▶ _EXERCISE DETAILS_: Every line below is to be quoted exactly, with nothing added or dropped.

============================================================

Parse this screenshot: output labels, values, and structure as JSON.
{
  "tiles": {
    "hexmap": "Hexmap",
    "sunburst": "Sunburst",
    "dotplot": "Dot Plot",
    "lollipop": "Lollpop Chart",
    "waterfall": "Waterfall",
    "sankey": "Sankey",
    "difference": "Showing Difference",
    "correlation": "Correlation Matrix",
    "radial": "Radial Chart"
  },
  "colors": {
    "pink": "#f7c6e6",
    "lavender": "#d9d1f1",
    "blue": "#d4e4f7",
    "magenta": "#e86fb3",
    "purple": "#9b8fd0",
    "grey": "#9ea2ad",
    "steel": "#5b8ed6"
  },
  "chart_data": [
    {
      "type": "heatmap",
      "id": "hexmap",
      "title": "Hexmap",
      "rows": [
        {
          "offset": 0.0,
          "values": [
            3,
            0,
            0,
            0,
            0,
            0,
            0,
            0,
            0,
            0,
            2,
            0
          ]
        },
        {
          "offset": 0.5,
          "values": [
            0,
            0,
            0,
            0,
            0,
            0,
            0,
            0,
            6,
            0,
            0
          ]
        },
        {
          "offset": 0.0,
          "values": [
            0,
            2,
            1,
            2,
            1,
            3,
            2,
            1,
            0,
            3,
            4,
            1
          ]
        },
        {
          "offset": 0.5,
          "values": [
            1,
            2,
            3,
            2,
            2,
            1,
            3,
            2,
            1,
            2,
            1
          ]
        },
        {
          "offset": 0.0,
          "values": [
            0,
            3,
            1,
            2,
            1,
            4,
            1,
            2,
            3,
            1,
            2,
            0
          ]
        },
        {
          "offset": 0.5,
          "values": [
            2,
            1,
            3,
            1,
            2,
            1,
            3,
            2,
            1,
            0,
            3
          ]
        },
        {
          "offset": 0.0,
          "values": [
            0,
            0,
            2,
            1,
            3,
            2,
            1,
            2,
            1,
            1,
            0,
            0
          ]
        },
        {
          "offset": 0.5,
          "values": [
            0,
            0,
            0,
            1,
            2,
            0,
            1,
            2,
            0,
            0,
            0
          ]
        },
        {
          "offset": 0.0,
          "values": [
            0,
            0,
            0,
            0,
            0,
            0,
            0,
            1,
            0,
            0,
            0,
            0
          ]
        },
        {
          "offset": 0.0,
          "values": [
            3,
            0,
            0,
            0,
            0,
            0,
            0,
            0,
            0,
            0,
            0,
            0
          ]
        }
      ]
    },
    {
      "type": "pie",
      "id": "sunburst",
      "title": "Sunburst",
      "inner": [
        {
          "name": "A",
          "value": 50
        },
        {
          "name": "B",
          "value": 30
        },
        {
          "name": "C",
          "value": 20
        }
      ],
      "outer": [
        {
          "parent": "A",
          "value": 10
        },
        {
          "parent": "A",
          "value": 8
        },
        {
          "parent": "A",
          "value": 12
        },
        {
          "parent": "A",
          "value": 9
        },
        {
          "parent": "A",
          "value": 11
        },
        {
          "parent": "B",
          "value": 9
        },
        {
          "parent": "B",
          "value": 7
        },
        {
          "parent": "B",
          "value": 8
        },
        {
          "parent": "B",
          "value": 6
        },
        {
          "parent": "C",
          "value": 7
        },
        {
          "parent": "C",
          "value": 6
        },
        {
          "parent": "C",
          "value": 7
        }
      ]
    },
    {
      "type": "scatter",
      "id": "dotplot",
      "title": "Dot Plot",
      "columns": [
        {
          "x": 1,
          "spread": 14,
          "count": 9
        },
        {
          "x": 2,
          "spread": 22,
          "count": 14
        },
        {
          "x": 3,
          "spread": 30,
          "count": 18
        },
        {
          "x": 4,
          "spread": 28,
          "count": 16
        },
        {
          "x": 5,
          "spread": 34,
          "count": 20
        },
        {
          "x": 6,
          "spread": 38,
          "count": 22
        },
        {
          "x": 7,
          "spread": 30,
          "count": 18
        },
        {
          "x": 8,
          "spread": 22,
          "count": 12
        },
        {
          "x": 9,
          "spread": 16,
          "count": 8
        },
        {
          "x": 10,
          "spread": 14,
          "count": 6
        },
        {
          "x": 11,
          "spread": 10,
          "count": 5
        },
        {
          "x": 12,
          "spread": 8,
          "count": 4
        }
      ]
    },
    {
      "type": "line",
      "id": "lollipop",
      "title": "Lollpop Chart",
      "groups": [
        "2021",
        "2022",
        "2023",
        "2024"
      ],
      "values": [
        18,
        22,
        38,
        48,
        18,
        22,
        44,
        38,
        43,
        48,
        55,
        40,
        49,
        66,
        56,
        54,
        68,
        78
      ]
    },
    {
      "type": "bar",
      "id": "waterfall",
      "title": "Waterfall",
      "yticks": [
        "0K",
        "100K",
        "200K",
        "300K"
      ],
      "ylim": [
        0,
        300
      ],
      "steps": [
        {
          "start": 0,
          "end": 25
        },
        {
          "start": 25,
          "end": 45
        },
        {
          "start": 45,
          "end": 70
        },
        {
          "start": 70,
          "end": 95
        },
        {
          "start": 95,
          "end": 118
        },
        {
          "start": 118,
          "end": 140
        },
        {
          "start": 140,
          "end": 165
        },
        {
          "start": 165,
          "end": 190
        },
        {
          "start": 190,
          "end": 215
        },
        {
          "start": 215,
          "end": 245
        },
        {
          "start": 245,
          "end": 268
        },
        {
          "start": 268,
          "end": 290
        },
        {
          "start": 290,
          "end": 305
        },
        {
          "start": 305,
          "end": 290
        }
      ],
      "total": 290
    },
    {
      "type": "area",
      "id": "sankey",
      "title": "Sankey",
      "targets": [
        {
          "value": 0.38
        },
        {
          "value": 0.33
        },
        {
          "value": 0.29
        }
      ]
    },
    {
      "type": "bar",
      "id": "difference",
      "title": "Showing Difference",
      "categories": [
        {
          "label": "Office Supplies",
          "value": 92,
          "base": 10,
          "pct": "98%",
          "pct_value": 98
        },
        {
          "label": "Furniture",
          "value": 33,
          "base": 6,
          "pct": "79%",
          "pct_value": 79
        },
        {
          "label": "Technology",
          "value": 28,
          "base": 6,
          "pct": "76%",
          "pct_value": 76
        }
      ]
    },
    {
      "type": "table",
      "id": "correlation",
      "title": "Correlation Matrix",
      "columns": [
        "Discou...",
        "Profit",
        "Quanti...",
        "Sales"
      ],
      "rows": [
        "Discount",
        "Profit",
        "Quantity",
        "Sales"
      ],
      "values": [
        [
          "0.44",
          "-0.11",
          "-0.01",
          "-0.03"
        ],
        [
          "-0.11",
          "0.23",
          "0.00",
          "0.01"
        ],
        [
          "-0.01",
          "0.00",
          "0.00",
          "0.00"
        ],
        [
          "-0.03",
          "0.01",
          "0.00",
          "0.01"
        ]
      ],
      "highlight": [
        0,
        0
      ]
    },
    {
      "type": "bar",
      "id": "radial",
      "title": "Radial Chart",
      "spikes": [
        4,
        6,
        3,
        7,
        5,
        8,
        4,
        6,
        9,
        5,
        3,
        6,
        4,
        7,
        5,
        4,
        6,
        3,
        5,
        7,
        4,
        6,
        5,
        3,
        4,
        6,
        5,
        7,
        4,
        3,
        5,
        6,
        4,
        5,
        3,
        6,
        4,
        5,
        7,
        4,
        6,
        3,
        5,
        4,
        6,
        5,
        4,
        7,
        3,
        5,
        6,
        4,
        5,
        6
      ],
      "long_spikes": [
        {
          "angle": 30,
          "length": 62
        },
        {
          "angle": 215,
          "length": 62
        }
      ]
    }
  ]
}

============================================================

▶ _RESPONSE_:
Parse this screenshot: output labels, values, and structure as JSON.
{
  "tiles": {
    "hexmap": "Hexmap",
    "sunburst": "Sunburst",
    "dotplot": "Dot Plot",
    "lollipop": "Lollpop Chart",
    "waterfall": "Waterfall",
    "sankey": "Sankey",
    "difference": "Showing Difference",
    "correlation": "Correlation Matrix",
    "radial": "Radial Chart"
  },
  "colors": {
    "pink": "#f7c6e6",
    "lavender": "#d9d1f1",
    "blue": "#d4e4f7",
    "magenta": "#e86fb3",
    "purple": "#9b8fd0",
    "grey": "#9ea2ad",
    "steel": "#5b8ed6"
  },
  "chart_data": [
    {
      "type": "heatmap",
      "id": "hexmap",
      "title": "Hexmap",
      "rows": [
        {
          "offset": 0.0,
          "values": [
            3,
            0,
            0,
            0,
            0,
            0,
            0,
            0,
            0,
            0,
            2,
            0
          ]
        },
        {
          "offset": 0.5,
          "values": [
            0,
            0,
            0,
            0,
            0,
            0,
            0,
            0,
            6,
            0,
            0
          ]
        },
        {
          "offset": 0.0,
          "values": [
            0,
            2,
            1,
            2,
            1,
            3,
            2,
            1,
            0,
            3,
            4,
            1
          ]
        },
        {
          "offset": 0.5,
          "values": [
            1,
            2,
            3,
            2,
            2,
            1,
            3,
            2,
            1,
            2,
            1
          ]
        },
        {
          "offset": 0.0,
          "values": [
            0,
            3,
            1,
            2,
            1,
            4,
            1,
            2,
            3,
            1,
            2,
            0
          ]
        },
        {
          "offset": 0.5,
          "values": [
            2,
            1,
            3,
            1,
            2,
            1,
            3,
            2,
            1,
            0,
            3
          ]
        },
        {
          "offset": 0.0,
          "values": [
            0,
            0,
            2,
            1,
            3,
            2,
            1,
            2,
            1,
            1,
            0,
            0
          ]
        },
        {
          "offset": 0.5,
          "values": [
            0,
            0,
            0,
            1,
            2,
            0,
            1,
            2,
            0,
            0,
            0
          ]
        },
        {
          "offset": 0.0,
          "values": [
            0,
            0,
            0,
            0,
            0,
            0,
            0,
            1,
            0,
            0,
            0,
            0
          ]
        },
        {
          "offset": 0.0,
          "values": [
            3,
            0,
            0,
            0,
            0,
            0,
            0,
            0,
            0,
            0,
            0,
            0
          ]
        }
      ]
    },
    {
      "type": "pie",
      "id": "sunburst",
      "title": "Sunburst",
      "inner": [
        {
          "name": "A",
          "value": 50
        },
        {
          "name": "B",
          "value": 30
        },
        {
          "name": "C",
          "value": 20
        }
      ],
      "outer": [
        {
          "parent": "A",
          "value": 10
        },
        {
          "parent": "A",
          "value": 8
        },
        {
          "parent": "A",
          "value": 12
        },
        {
          "parent": "A",
          "value": 9
        },
        {
          "parent": "A",
          "value": 11
        },
        {
          "parent": "B",
          "value": 9
        },
        {
          "parent": "B",
          "value": 7
        },
        {
          "parent": "B",
          "value": 8
        },
        {
          "parent": "B",
          "value": 6
        },
        {
          "parent": "C",
          "value": 7
        },
        {
          "parent": "C",
          "value": 6
        },
        {
          "parent": "C",
          "value": 7
        }
      ]
    },
    {
      "type": "scatter",
      "id": "dotplot",
      "title": "Dot Plot",
      "columns": [
        {
          "x": 1,
          "spread": 14,
          "count": 9
        },
        {
          "x": 2,
          "spread": 22,
          "count": 14
        },
        {
          "x": 3,
          "spread": 30,
          "count": 18
        },
        {
          "x": 4,
          "spread": 28,
          "count": 16
        },
        {
          "x": 5,
          "spread": 34,
          "count": 20
        },
        {
          "x": 6,
          "spread": 38,
          "count": 22
        },
        {
          "x": 7,
          "spread": 30,
          "count": 18
        },
        {
          "x": 8,
          "spread": 22,
          "count": 12
        },
        {
          "x": 9,
          "spread": 16,
          "count": 8
        },
        {
          "x": 10,
          "spread": 14,
          "count": 6
        },
        {
          "x": 11,
          "spread": 10,
          "count": 5
        },
        {
          "x": 12,
          "spread": 8,
          "count": 4
        }
      ]
    },
    {
      "type": "line",
      "id": "lollipop",
      "title": "Lollpop Chart",
      "groups": [
        "2021",
        "2022",
        "2023",
        "2024"
      ],
      "values": [
        18,
        22,
        38,
        48,
        18,
        22,
        44,
        38,
        43,
        48,
        55,
        40,
        49,
        66,
        56,
        54,
        68,
        78
      ]
    },
    {
      "type": "bar",
      "id": "waterfall",
      "title": "Waterfall",
      "yticks": [
        "0K",
        "100K",
        "200K",
        "300K"
      ],
      "ylim": [
        0,
        300
      ],
      "steps": [
        {
          "start": 0,
          "end": 25
        },
        {
          "start": 25,
          "end": 45
        },
        {
          "start": 45,
          "end": 70
        },
        {
          "start": 70,
          "end": 95
        },
        {
          "start": 95,
          "end": 118
        },
        {
          "start": 118,
          "end": 140
        },
        {
          "start": 140,
          "end": 165
        },
        {
          "start": 165,
          "end": 190
        },
        {
          "start": 190,
          "end": 215
        },
        {
          "start": 215,
          "end": 245
        },
        {
          "start": 245,
          "end": 268
        },
        {
          "start": 268,
          "end": 290
        },
        {
          "start": 290,
          "end": 305
        },
        {
          "start": 305,
          "end": 290
        }
      ],
      "total": 290
    },
    {
      "type": "area",
      "id": "sankey",
      "title": "Sankey",
      "targets": [
        {
          "value": 0.38
        },
        {
          "value": 0.33
        },
        {
          "value": 0.29
        }
      ]
    },
    {
      "type": "bar",
      "id": "difference",
      "title": "Showing Difference",
      "categories": [
        {
          "label": "Office Supplies",
          "value": 92,
          "base": 10,
          "pct": "98%",
          "pct_value": 98
        },
        {
          "label": "Furniture",
          "value": 33,
          "base": 6,
          "pct": "79%",
          "pct_value": 79
        },
        {
          "label": "Technology",
          "value": 28,
          "base": 6,
          "pct": "76%",
          "pct_value": 76
        }
      ]
    },
    {
      "type": "table",
      "id": "correlation",
      "title": "Correlation Matrix",
      "columns": [
        "Discou...",
        "Profit",
        "Quanti...",
        "Sales"
      ],
      "rows": [
        "Discount",
        "Profit",
        "Quantity",
        "Sales"
      ],
      "values": [
        [
          "0.44",
          "-0.11",
          "-0.01",
          "-0.03"
        ],
        [
          "-0.11",
          "0.23",
          "0.00",
          "0.01"
        ],
        [
          "-0.01",
          "0.00",
          "0.00",
          "0.00"
        ],
        [
          "-0.03",
          "0.01",
          "0.00",
          "0.01"
        ]
      ],
      "highlight": [
        0,
        0
      ]
    },
    {
      "type": "bar",
      "id": "radial",
      "title": "Radial Chart",
      "spikes": [
        4,
        6,
        3,
        7,
        5,
        8,
        4,
        6,
        9,
        5,
        3,
        6,
        4,
        7,
        5,
        4,
        6,
        3,
        5,
        7,
        4,
        6,
        5,
        3,
        4,
        6,
        5,
        7,
        4,
        3,
        5,
        6,
        4,
        5,
        3,
        6,
        4,
        5,
        7,
        4,
        6,
        3,
        5,
        4,
        6,
        5,
        4,
        7,
        3,
        5,
        6,
        4,
        5,
        6
      ],
      "long_spikes": [
        {
          "angle": 30,
          "length": 62
        },
        {
          "angle": 215,
          "length": 62
        }
      ]
    }
  ]
}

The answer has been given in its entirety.